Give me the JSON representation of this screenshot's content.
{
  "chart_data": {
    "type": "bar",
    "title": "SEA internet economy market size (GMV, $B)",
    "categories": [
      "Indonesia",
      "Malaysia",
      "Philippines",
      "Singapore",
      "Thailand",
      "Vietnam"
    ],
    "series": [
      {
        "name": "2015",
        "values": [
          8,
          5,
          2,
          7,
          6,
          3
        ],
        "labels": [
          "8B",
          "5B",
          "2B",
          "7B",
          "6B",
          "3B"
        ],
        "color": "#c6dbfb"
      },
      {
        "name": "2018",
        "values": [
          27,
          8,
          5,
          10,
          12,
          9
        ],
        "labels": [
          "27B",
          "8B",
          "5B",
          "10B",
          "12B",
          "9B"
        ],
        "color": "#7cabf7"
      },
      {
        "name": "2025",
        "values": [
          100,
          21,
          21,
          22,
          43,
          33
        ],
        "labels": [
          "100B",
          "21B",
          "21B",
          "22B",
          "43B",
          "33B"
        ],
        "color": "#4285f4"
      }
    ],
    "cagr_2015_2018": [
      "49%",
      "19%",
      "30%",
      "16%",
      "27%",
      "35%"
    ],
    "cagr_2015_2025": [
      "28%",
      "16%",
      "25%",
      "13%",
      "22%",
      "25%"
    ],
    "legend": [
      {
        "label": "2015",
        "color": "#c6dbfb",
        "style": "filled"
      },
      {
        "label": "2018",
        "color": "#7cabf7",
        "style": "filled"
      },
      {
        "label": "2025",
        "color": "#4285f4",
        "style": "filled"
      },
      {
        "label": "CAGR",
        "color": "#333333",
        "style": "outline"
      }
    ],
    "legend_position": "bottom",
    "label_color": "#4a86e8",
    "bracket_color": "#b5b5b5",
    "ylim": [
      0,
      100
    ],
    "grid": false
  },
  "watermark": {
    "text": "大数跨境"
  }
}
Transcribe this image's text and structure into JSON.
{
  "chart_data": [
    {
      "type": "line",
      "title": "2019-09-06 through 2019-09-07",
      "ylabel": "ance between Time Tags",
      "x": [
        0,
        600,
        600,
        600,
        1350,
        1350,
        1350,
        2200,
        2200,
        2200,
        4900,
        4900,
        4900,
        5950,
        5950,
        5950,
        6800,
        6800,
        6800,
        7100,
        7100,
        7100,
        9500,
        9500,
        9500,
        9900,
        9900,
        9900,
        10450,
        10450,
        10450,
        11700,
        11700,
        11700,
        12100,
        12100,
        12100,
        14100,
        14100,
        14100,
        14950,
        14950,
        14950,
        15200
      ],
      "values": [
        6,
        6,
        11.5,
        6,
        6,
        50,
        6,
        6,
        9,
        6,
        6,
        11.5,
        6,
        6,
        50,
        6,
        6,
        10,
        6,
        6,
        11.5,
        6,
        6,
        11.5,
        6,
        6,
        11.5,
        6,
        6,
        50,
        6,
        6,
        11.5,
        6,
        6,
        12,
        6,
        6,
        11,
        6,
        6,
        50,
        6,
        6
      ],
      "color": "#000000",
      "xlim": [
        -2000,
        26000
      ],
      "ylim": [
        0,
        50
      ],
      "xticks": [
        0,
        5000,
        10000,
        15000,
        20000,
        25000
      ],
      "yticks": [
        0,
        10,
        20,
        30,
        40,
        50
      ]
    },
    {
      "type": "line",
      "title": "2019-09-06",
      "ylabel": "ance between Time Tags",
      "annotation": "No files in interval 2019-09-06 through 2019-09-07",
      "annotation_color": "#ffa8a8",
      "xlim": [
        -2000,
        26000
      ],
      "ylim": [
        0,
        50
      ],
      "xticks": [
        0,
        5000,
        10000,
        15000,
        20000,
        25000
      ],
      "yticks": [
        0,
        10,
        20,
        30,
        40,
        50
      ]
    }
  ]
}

- - -

YOUR INSTRUCTIONS »
Pull every line containing "title" from the material above.

COMPLETE ANSWER »
    "title": "SEA internet economy market size (GMV, $B)",
      "title": "2019-09-06 through 2019-09-07",
      "title": "2019-09-06",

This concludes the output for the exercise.